▶ Stated problem: Below are records to repeat exactly. Omit the pictures from the copy.

--

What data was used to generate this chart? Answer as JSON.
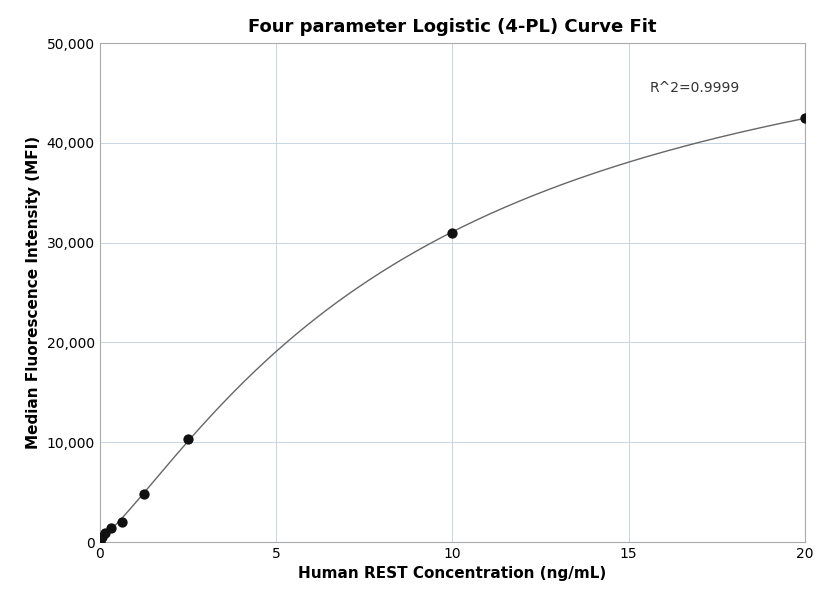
{
  "title": "Four parameter Logistic (4-PL) Curve Fit",
  "xlabel": "Human REST Concentration (ng/mL)",
  "ylabel": "Median Fluorescence Intensity (MFI)",
  "scatter_x": [
    0.0,
    0.08,
    0.16,
    0.31,
    0.63,
    1.25,
    2.5,
    10.0,
    20.0
  ],
  "scatter_y": [
    0,
    500,
    900,
    1400,
    2000,
    4800,
    10300,
    31000,
    42500
  ],
  "curve_4pl_A": 200,
  "curve_4pl_B": 0.62,
  "curve_4pl_C": 55000,
  "curve_4pl_D": 0.0,
  "xlim": [
    0,
    20
  ],
  "ylim": [
    0,
    50000
  ],
  "yticks": [
    0,
    10000,
    20000,
    30000,
    40000,
    50000
  ],
  "xticks": [
    0,
    5,
    10,
    15,
    20
  ],
  "r2_text": "R^2=0.9999",
  "r2_x": 15.6,
  "r2_y": 44800,
  "dot_color": "#111111",
  "line_color": "#666666",
  "grid_color": "#c8d4e3",
  "bg_color": "#ffffff",
  "title_fontsize": 13,
  "label_fontsize": 11,
  "tick_fontsize": 10,
  "annotation_fontsize": 10
}
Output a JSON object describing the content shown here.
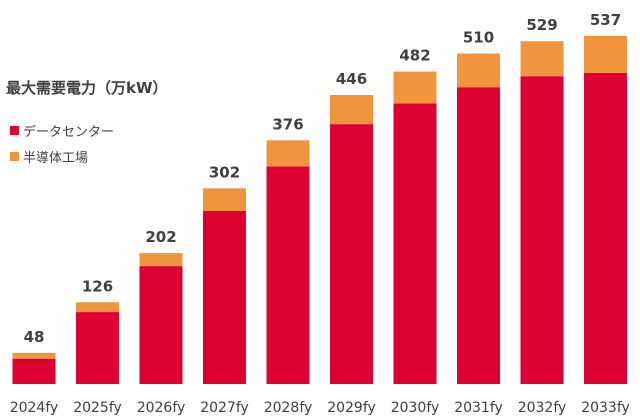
{
  "chart_data": {
    "type": "bar",
    "stacked": true,
    "title": "最大需要電力（万kW）",
    "categories": [
      "2024fy",
      "2025fy",
      "2026fy",
      "2027fy",
      "2028fy",
      "2029fy",
      "2030fy",
      "2031fy",
      "2032fy",
      "2033fy"
    ],
    "series": [
      {
        "name": "データセンター",
        "color": "#dd0033",
        "values": [
          39,
          111,
          182,
          267,
          336,
          401,
          433,
          458,
          475,
          480
        ]
      },
      {
        "name": "半導体工場",
        "color": "#f0953e",
        "values": [
          9,
          15,
          20,
          35,
          40,
          45,
          49,
          52,
          54,
          57
        ]
      }
    ],
    "totals": [
      48,
      126,
      202,
      302,
      376,
      446,
      482,
      510,
      529,
      537
    ],
    "ylim": [
      0,
      537
    ],
    "grid": false,
    "legend_position": "top-left"
  }
}
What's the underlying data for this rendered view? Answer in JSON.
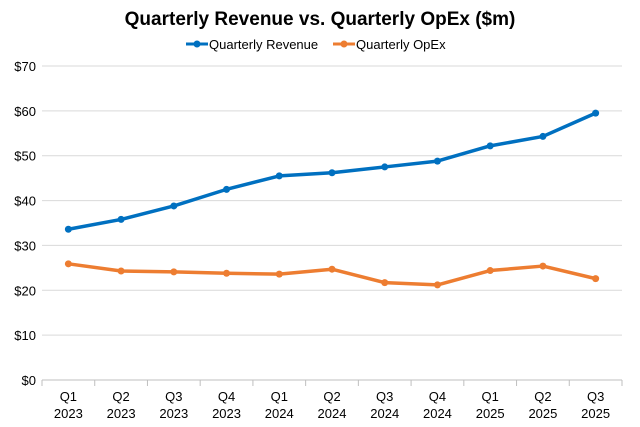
{
  "chart_data": {
    "type": "line",
    "title": "Quarterly Revenue vs. Quarterly OpEx ($m)",
    "xlabel": "",
    "ylabel": "",
    "categories": [
      [
        "Q1",
        "2023"
      ],
      [
        "Q2",
        "2023"
      ],
      [
        "Q3",
        "2023"
      ],
      [
        "Q4",
        "2023"
      ],
      [
        "Q1",
        "2024"
      ],
      [
        "Q2",
        "2024"
      ],
      [
        "Q3",
        "2024"
      ],
      [
        "Q4",
        "2024"
      ],
      [
        "Q1",
        "2025"
      ],
      [
        "Q2",
        "2025"
      ],
      [
        "Q3",
        "2025"
      ]
    ],
    "ylim": [
      0,
      70
    ],
    "yticks": [
      0,
      10,
      20,
      30,
      40,
      50,
      60,
      70
    ],
    "ytick_labels": [
      "$0",
      "$10",
      "$20",
      "$30",
      "$40",
      "$50",
      "$60",
      "$70"
    ],
    "grid": true,
    "legend_position": "top-center",
    "series": [
      {
        "name": "Quarterly Revenue",
        "color": "#0070C0",
        "values": [
          33.6,
          35.8,
          38.8,
          42.5,
          45.5,
          46.2,
          47.5,
          48.8,
          52.2,
          54.3,
          59.5
        ]
      },
      {
        "name": "Quarterly OpEx",
        "color": "#ED7D31",
        "values": [
          25.9,
          24.3,
          24.1,
          23.8,
          23.6,
          24.7,
          21.7,
          21.2,
          24.4,
          25.4,
          22.6
        ]
      }
    ]
  }
}
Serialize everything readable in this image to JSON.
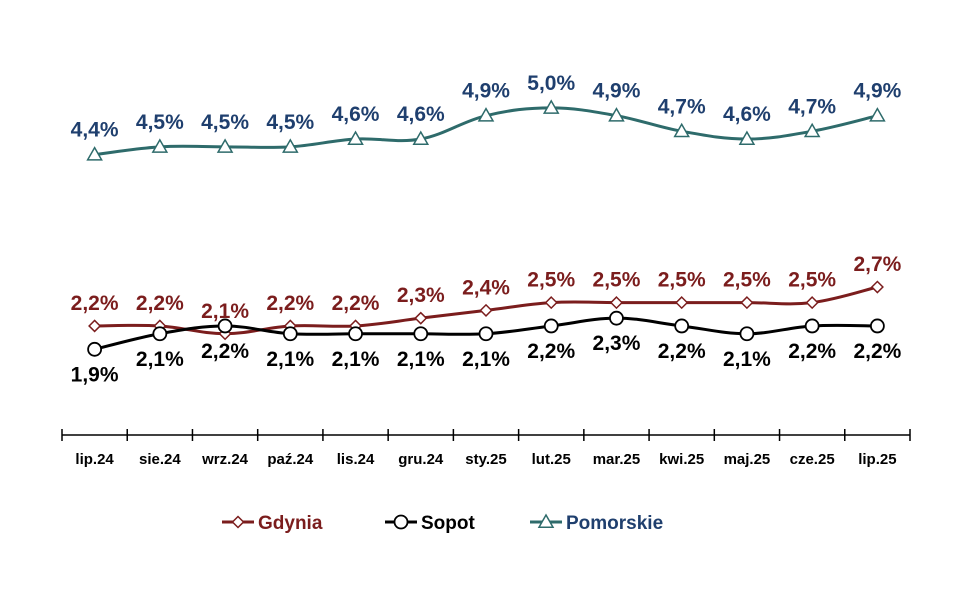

--

▶ Response:
What data was used to generate this chart? Answer as JSON.
{
  "title": "Four parameter Logistic (4-PL) Curve Fit",
  "xlabel": "Human REST Concentration (ng/mL)",
  "ylabel": "Median Fluorescence Intensity (MFI)",
  "scatter_x": [
    0.0,
    0.08,
    0.16,
    0.31,
    0.63,
    1.25,
    2.5,
    10.0,
    20.0
  ],
  "scatter_y": [
    0,
    500,
    900,
    1400,
    2000,
    4800,
    10300,
    31000,
    42500
  ],
  "curve_4pl_A": 200,
  "curve_4pl_B": 0.62,
  "curve_4pl_C": 55000,
  "curve_4pl_D": 0.0,
  "xlim": [
    0,
    20
  ],
  "ylim": [
    0,
    50000
  ],
  "yticks": [
    0,
    10000,
    20000,
    30000,
    40000,
    50000
  ],
  "xticks": [
    0,
    5,
    10,
    15,
    20
  ],
  "r2_text": "R^2=0.9999",
  "r2_x": 15.6,
  "r2_y": 44800,
  "dot_color": "#111111",
  "line_color": "#666666",
  "grid_color": "#c8d4e3",
  "bg_color": "#ffffff",
  "title_fontsize": 13,
  "label_fontsize": 11,
  "tick_fontsize": 10,
  "annotation_fontsize": 10
}
Output a JSON object describing the content shown here.
{
  "chart_data": {
    "type": "bar",
    "stacked": true,
    "title": "最大需要電力（万kW）",
    "categories": [
      "2024fy",
      "2025fy",
      "2026fy",
      "2027fy",
      "2028fy",
      "2029fy",
      "2030fy",
      "2031fy",
      "2032fy",
      "2033fy"
    ],
    "series": [
      {
        "name": "データセンター",
        "color": "#dd0033",
        "values": [
          39,
          111,
          182,
          267,
          336,
          401,
          433,
          458,
          475,
          480
        ]
      },
      {
        "name": "半導体工場",
        "color": "#f0953e",
        "values": [
          9,
          15,
          20,
          35,
          40,
          45,
          49,
          52,
          54,
          57
        ]
      }
    ],
    "totals": [
      48,
      126,
      202,
      302,
      376,
      446,
      482,
      510,
      529,
      537
    ],
    "ylim": [
      0,
      537
    ],
    "grid": false,
    "legend_position": "top-left"
  }
}
What's the underlying data for this rendered view? Answer in JSON.
{
  "chart_data": {
    "type": "line",
    "title": "Quarterly Revenue vs. Quarterly OpEx ($m)",
    "xlabel": "",
    "ylabel": "",
    "categories": [
      [
        "Q1",
        "2023"
      ],
      [
        "Q2",
        "2023"
      ],
      [
        "Q3",
        "2023"
      ],
      [
        "Q4",
        "2023"
      ],
      [
        "Q1",
        "2024"
      ],
      [
        "Q2",
        "2024"
      ],
      [
        "Q3",
        "2024"
      ],
      [
        "Q4",
        "2024"
      ],
      [
        "Q1",
        "2025"
      ],
      [
        "Q2",
        "2025"
      ],
      [
        "Q3",
        "2025"
      ]
    ],
    "ylim": [
      0,
      70
    ],
    "yticks": [
      0,
      10,
      20,
      30,
      40,
      50,
      60,
      70
    ],
    "ytick_labels": [
      "$0",
      "$10",
      "$20",
      "$30",
      "$40",
      "$50",
      "$60",
      "$70"
    ],
    "grid": true,
    "legend_position": "top-center",
    "series": [
      {
        "name": "Quarterly Revenue",
        "color": "#0070C0",
        "values": [
          33.6,
          35.8,
          38.8,
          42.5,
          45.5,
          46.2,
          47.5,
          48.8,
          52.2,
          54.3,
          59.5
        ]
      },
      {
        "name": "Quarterly OpEx",
        "color": "#ED7D31",
        "values": [
          25.9,
          24.3,
          24.1,
          23.8,
          23.6,
          24.7,
          21.7,
          21.2,
          24.4,
          25.4,
          22.6
        ]
      }
    ]
  }
}
Serialize everything readable in this image to JSON.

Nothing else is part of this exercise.